* [INPUT FOR THIS TASK]:
================================

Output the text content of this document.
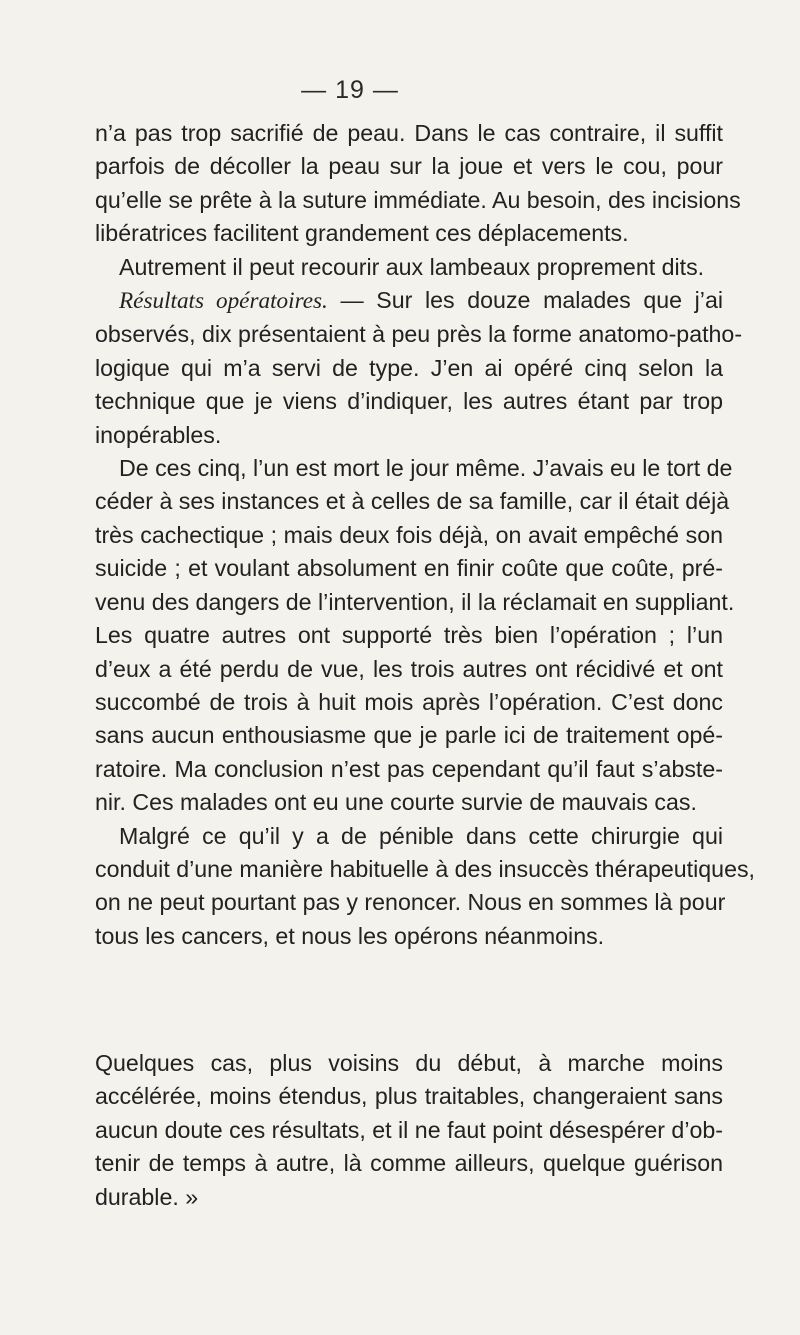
— 19 —
n’a pas trop sacrifié de peau. Dans le cas contraire, il suffit
parfois de décoller la peau sur la joue et vers le cou, pour
qu’elle se prête à la suture immédiate. Au besoin, des incisions
libératrices facilitent grandement ces déplacements.
Autrement il peut recourir aux lambeaux proprement dits.
Résultats opératoires. — Sur les douze malades que j’ai
observés, dix présentaient à peu près la forme anatomo-patho-
logique qui m’a servi de type. J’en ai opéré cinq selon la
technique que je viens d’indiquer, les autres étant par trop
inopérables.
De ces cinq, l’un est mort le jour même. J’avais eu le tort de
céder à ses instances et à celles de sa famille, car il était déjà
très cachectique ; mais deux fois déjà, on avait empêché son
suicide ; et voulant absolument en finir coûte que coûte, pré-
venu des dangers de l’intervention, il la réclamait en suppliant.
Les quatre autres ont supporté très bien l’opération ; l’un
d’eux a été perdu de vue, les trois autres ont récidivé et ont
succombé de trois à huit mois après l’opération. C’est donc
sans aucun enthousiasme que je parle ici de traitement opé-
ratoire. Ma conclusion n’est pas cependant qu’il faut s’abste-
nir. Ces malades ont eu une courte survie de mauvais cas.
Malgré ce qu’il y a de pénible dans cette chirurgie qui
conduit d’une manière habituelle à des insuccès thérapeutiques,
on ne peut pourtant pas y renoncer. Nous en sommes là pour
tous les cancers, et nous les opérons néanmoins.
Quelques cas, plus voisins du début, à marche moins
accélérée, moins étendus, plus traitables, changeraient sans
aucun doute ces résultats, et il ne faut point désespérer d’ob-
tenir de temps à autre, là comme ailleurs, quelque guérison
durable. »
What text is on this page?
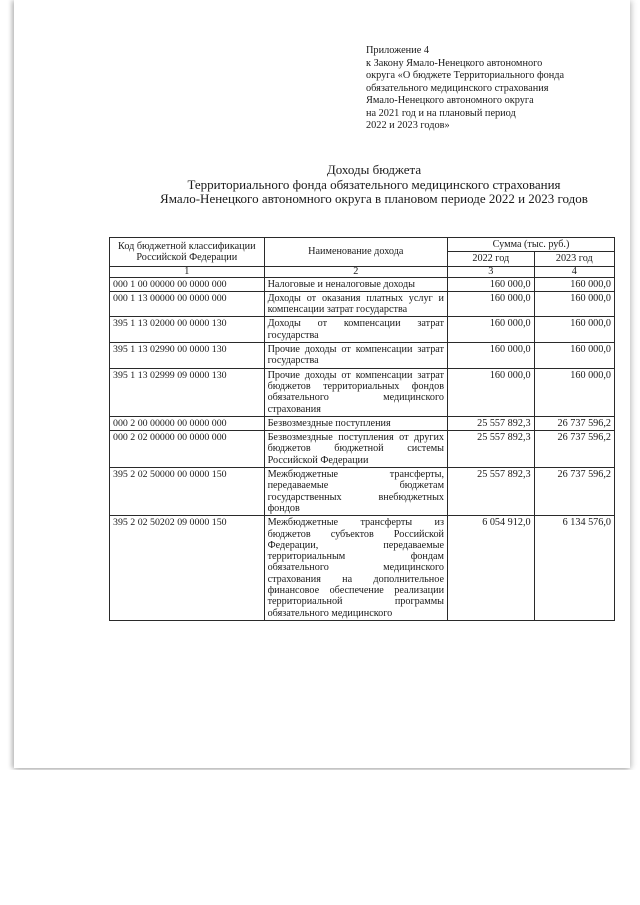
Приложение 4
к Закону Ямало-Ненецкого автономного
округа «О бюджете Территориального фонда
обязательного медицинского страхования
Ямало-Ненецкого автономного округа
на 2021 год и на плановый период
2022 и 2023 годов»
Доходы бюджета
Территориального фонда обязательного медицинского страхования
Ямало-Ненецкого автономного округа в плановом периоде 2022 и 2023 годов
Код бюджетной классификации Российской Федерации	Наименование дохода	Сумма (тыс. руб.)	
		2022 год	2023 год
1	2	3	4
000 1 00 00000 00 0000 000	Налоговые и неналоговые доходы	160 000,0	160 000,0
000 1 13 00000 00 0000 000	Доходы от оказания платных услуг и компенсации затрат государства	160 000,0	160 000,0
395 1 13 02000 00 0000 130	Доходы от компенсации затрат государства	160 000,0	160 000,0
395 1 13 02990 00 0000 130	Прочие доходы от компенсации затрат государства	160 000,0	160 000,0
395 1 13 02999 09 0000 130	Прочие доходы от компенсации затрат бюджетов территориальных фондов обязательного медицинского страхования	160 000,0	160 000,0
000 2 00 00000 00 0000 000	Безвозмездные поступления	25 557 892,3	26 737 596,2
000 2 02 00000 00 0000 000	Безвозмездные поступления от других бюджетов бюджетной системы Российской Федерации	25 557 892,3	26 737 596,2
395 2 02 50000 00 0000 150	Межбюджетные трансферты, передаваемые бюджетам государственных внебюджетных фондов	25 557 892,3	26 737 596,2
395 2 02 50202 09 0000 150	Межбюджетные трансферты из бюджетов субъектов Российской Федерации, передаваемые территориальным фондам обязательного медицинского страхования на дополнительное финансовое обеспечение реализации территориальной программы обязательного медицинского	6 054 912,0	6 134 576,0
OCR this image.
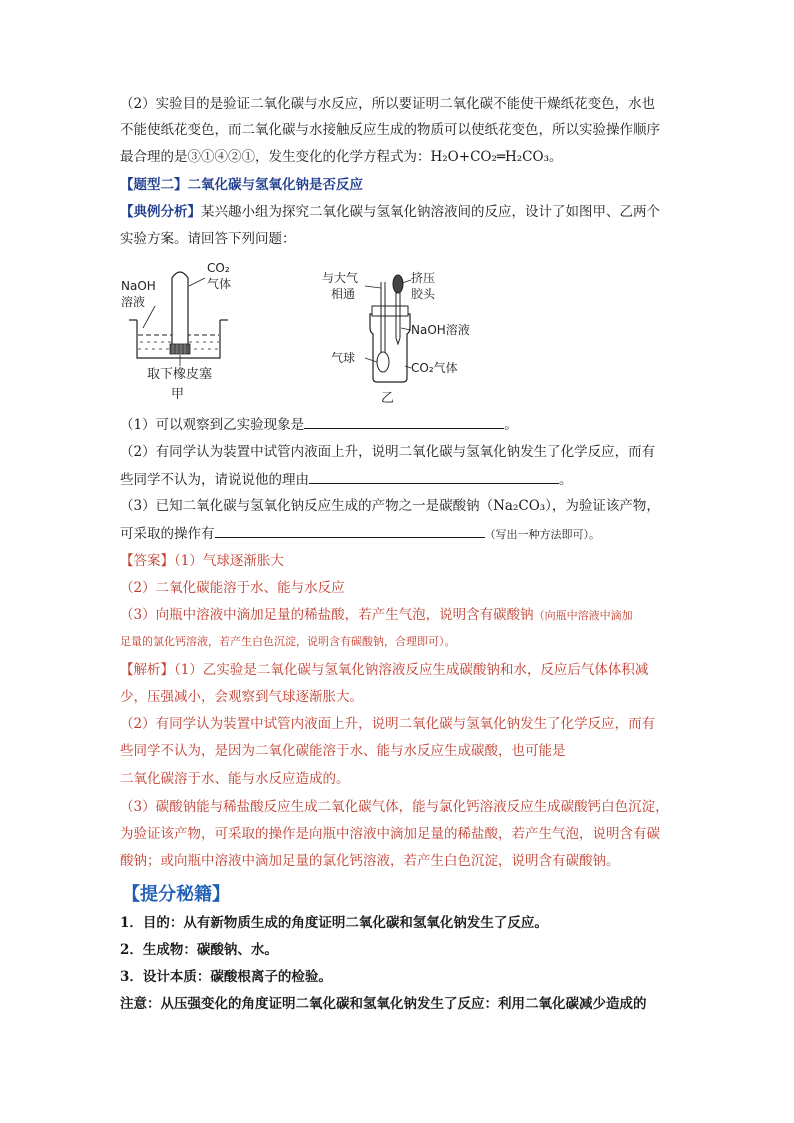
（2）实验目的是验证二氧化碳与水反应，所以要证明二氧化碳不能使干燥纸花变色，水也
不能使纸花变色，而二氧化碳与水接触反应生成的物质可以使纸花变色，所以实验操作顺序
最合理的是③①④②①，发生变化的化学方程式为：H₂O+CO₂═H₂CO₃。
【题型二】二氧化碳与氢氧化钠是否反应
【典例分析】某兴趣小组为探究二氧化碳与氢氧化钠溶液间的反应，设计了如图甲、乙两个
实验方案。请回答下列问题：
NaOH
溶液
CO₂
气体
取下橡皮塞
甲
与大气
相通
挤压
胶头
NaOH溶液
气球
CO₂气体
乙
（1）可以观察到乙实验现象是	。
（2）有同学认为装置中试管内液面上升，说明二氧化碳与氢氧化钠发生了化学反应，而有
些同学不认为，请说说他的理由	。
（3）已知二氧化碳与氢氧化钠反应生成的产物之一是碳酸钠（Na₂CO₃），为验证该产物，
可采取的操作有	（写出一种方法即可）。
【答案】（1）气球逐渐胀大
（2）二氧化碳能溶于水、能与水反应
（3）向瓶中溶液中滴加足量的稀盐酸，若产生气泡，说明含有碳酸钠（向瓶中溶液中滴加
足量的氯化钙溶液，若产生白色沉淀，说明含有碳酸钠，合理即可）。
【解析】（1）乙实验是二氧化碳与氢氧化钠溶液反应生成碳酸钠和水，反应后气体体积减
少，压强减小，会观察到气球逐渐胀大。
（2）有同学认为装置中试管内液面上升，说明二氧化碳与氢氧化钠发生了化学反应，而有
些同学不认为，是因为二氧化碳能溶于水、能与水反应生成碳酸，也可能是
二氧化碳溶于水、能与水反应造成的。
（3）碳酸钠能与稀盐酸反应生成二氧化碳气体，能与氯化钙溶液反应生成碳酸钙白色沉淀，
为验证该产物，可采取的操作是向瓶中溶液中滴加足量的稀盐酸，若产生气泡，说明含有碳
酸钠；或向瓶中溶液中滴加足量的氯化钙溶液，若产生白色沉淀，说明含有碳酸钠。
【提分秘籍】
1．目的：从有新物质生成的角度证明二氧化碳和氢氧化钠发生了反应。
2．生成物：碳酸钠、水。
3．设计本质：碳酸根离子的检验。
注意：从压强变化的角度证明二氧化碳和氢氧化钠发生了反应：利用二氧化碳减少造成的
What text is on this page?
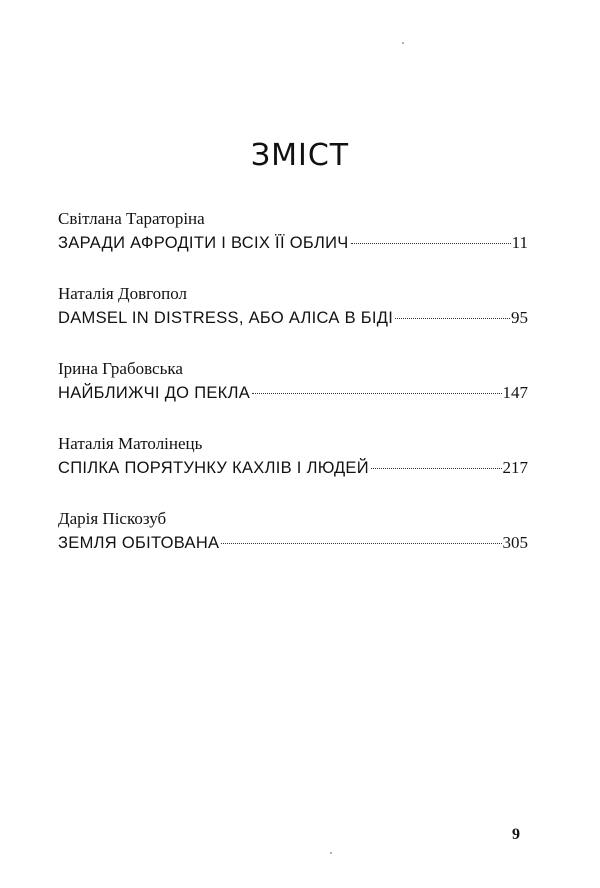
ЗМІСТ
Світлана Тараторіна
ЗАРАДИ АФРОДІТИ І ВСІХ ЇЇ ОБЛИЧ	11
Наталія Довгопол
DAMSEL IN DISTRESS, АБО АЛІСА В БІДІ	95
Ірина Грабовська
НАЙБЛИЖЧІ ДО ПЕКЛА	147
Наталія Матолінець
СПІЛКА ПОРЯТУНКУ КАХЛІВ І ЛЮДЕЙ	217
Дарія Піскозуб
ЗЕМЛЯ ОБІТОВАНА	305
9
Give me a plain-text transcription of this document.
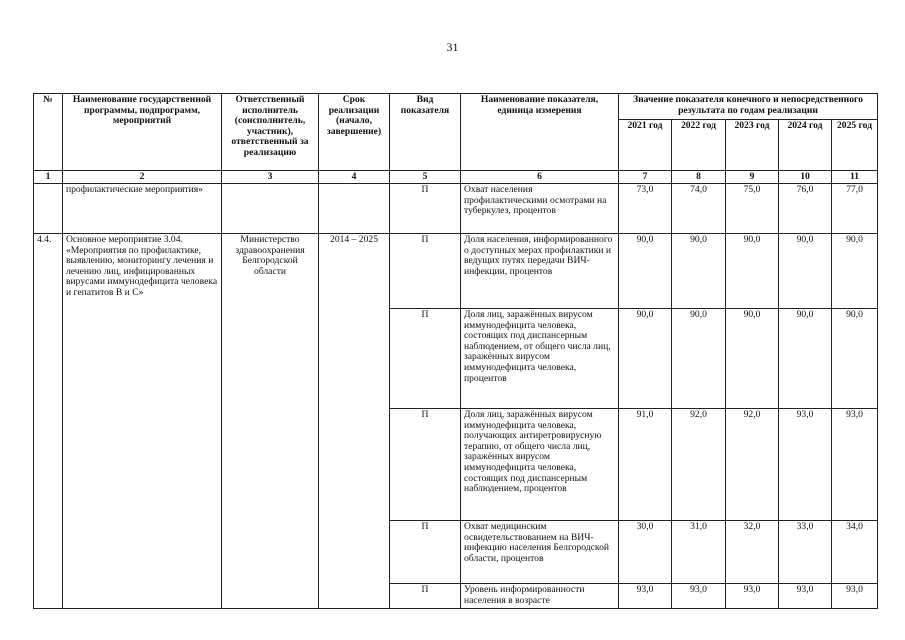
31
№	Наименование государственной программы, подпрограмм, мероприятий	Ответственный исполнитель (соисполнитель, участник), ответственный за реализацию	Срок реализации (начало, завершение)	Вид показателя	Наименование показателя, единица измерения	Значение показателя конечного и непосредственного результата по годам реализации				
						2021 год	2022 год	2023 год	2024 год	2025 год
1	2	3	4	5	6	7	8	9	10	11
	профилактические мероприятия»			П	Охват населения профилактическими осмотрами на туберкулез, процентов	73,0	74,0	75,0	76,0	77,0
4.4.	Основное мероприятие 3.04. «Мероприятия по профилактике, выявлению, мониторингу лечения и лечению лиц, инфицированных вирусами иммунодефицита человека и гепатитов В и С»	Министерство здравоохранения Белгородской области	2014 – 2025	П	Доля населения, информированного о доступных мерах профилактики и ведущих путях передачи ВИЧ-инфекции, процентов	90,0	90,0	90,0	90,0	90,0
				П	Доля лиц, заражённых вирусом иммунодефицита человека, состоящих под диспансерным наблюдением, от общего числа лиц, заражённых вирусом иммунодефицита человека, процентов	90,0	90,0	90,0	90,0	90,0
				П	Доля лиц, заражённых вирусом иммунодефицита человека, получающих антиретровирусную терапию, от общего числа лиц, заражённых вирусом иммунодефицита человека, состоящих под диспансерным наблюдением, процентов	91,0	92,0	92,0	93,0	93,0
				П	Охват медицинским освидетельствованием на ВИЧ-инфекцию населения Белгородской области, процентов	30,0	31,0	32,0	33,0	34,0
				П	Уровень информированности населения в возрасте	93,0	93,0	93,0	93,0	93,0
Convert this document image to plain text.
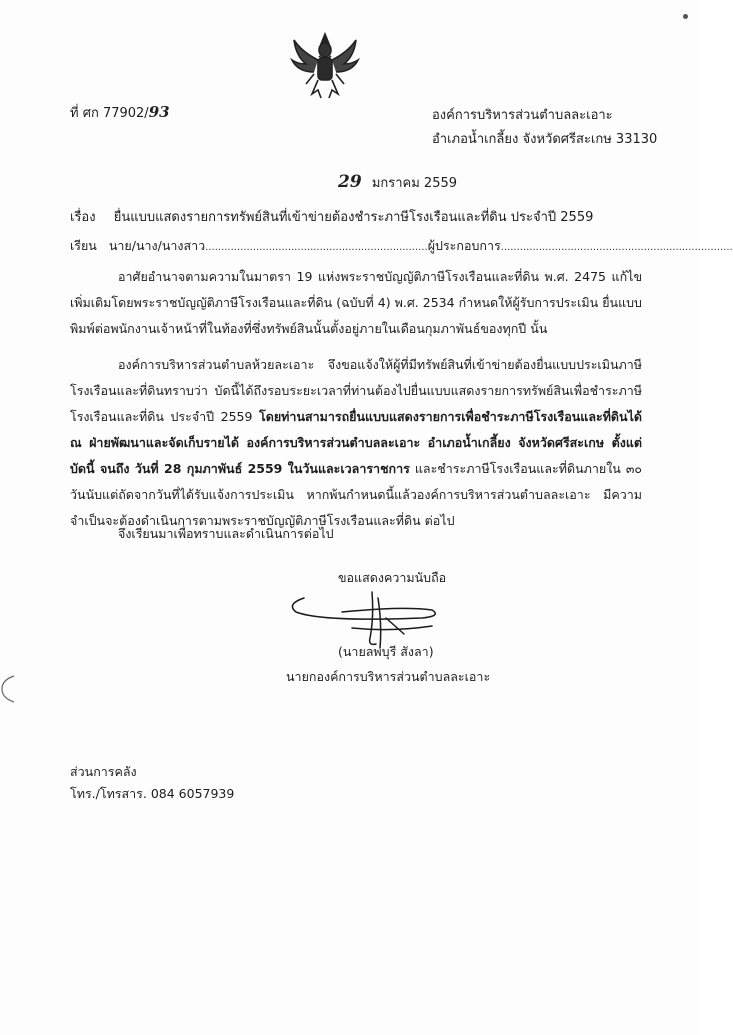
ที่ ศก 77902/93	องค์การบริหารส่วนตำบลละเอาะ
อำเภอน้ำเกลี้ยง จังหวัดศรีสะเกษ 33130
29 มกราคม 2559
เรื่อง ยื่นแบบแสดงรายการทรัพย์สินที่เข้าข่ายต้องชำระภาษีโรงเรือนและที่ดิน ประจำปี 2559
เรียน นาย/นาง/นางสาว......................................................................ผู้ประกอบการ.........................................................................

อาศัยอำนาจตามความในมาตรา 19 แห่งพระราชบัญญัติภาษีโรงเรือนและที่ดิน พ.ศ. 2475 แก้ไขเพิ่มเติมโดยพระราชบัญญัติภาษีโรงเรือนและที่ดิน (ฉบับที่ 4) พ.ศ. 2534 กำหนดให้ผู้รับการประเมิน ยื่นแบบพิมพ์ต่อพนักงานเจ้าหน้าที่ในท้องที่ซึ่งทรัพย์สินนั้นตั้งอยู่ภายในเดือนกุมภาพันธ์ของทุกปี นั้น

องค์การบริหารส่วนตำบลห้วยละเอาะ จึงขอแจ้งให้ผู้ที่มีทรัพย์สินที่เข้าข่ายต้องยื่นแบบประเมินภาษีโรงเรือนและที่ดินทราบว่า บัดนี้ได้ถึงรอบระยะเวลาที่ท่านต้องไปยื่นแบบแสดงรายการทรัพย์สินเพื่อชำระภาษีโรงเรือนและที่ดิน ประจำปี 2559 โดยท่านสามารถยื่นแบบแสดงรายการเพื่อชำระภาษีโรงเรือนและที่ดินได้ ณ ฝ่ายพัฒนาและจัดเก็บรายได้ องค์การบริหารส่วนตำบลละเอาะ อำเภอน้ำเกลี้ยง จังหวัดศรีสะเกษ ตั้งแต่บัดนี้ จนถึง วันที่ 28 กุมภาพันธ์ 2559 ในวันและเวลาราชการ และชำระภาษีโรงเรือนและที่ดินภายใน ๓๐ วันนับแต่ถัดจากวันที่ได้รับแจ้งการประเมิน หากพ้นกำหนดนี้แล้วองค์การบริหารส่วนตำบลละเอาะ มีความจำเป็นจะต้องดำเนินการตามพระราชบัญญัติภาษีโรงเรือนและที่ดิน ต่อไป

จึงเรียนมาเพื่อทราบและดำเนินการต่อไป
ขอแสดงความนับถือ
(นายลพบุรี สังลา)
นายกองค์การบริหารส่วนตำบลละเอาะ
ส่วนการคลัง
โทร./โทรสาร. 084 6057939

================================

* [WORK TO COMPLETE]: Copy every single line of the material above that holds "Охват".

* [FINAL RESULT]:
	профилактические мероприятия»			П	Охват населения профилактическими осмотрами на туберкулез, процентов	73,0	74,0	75,0	76,0	77,0
				П	Охват медицинским освидетельствованием на ВИЧ-инфекцию населения Белгородской области, процентов	30,0	31,0	32,0	33,0	34,0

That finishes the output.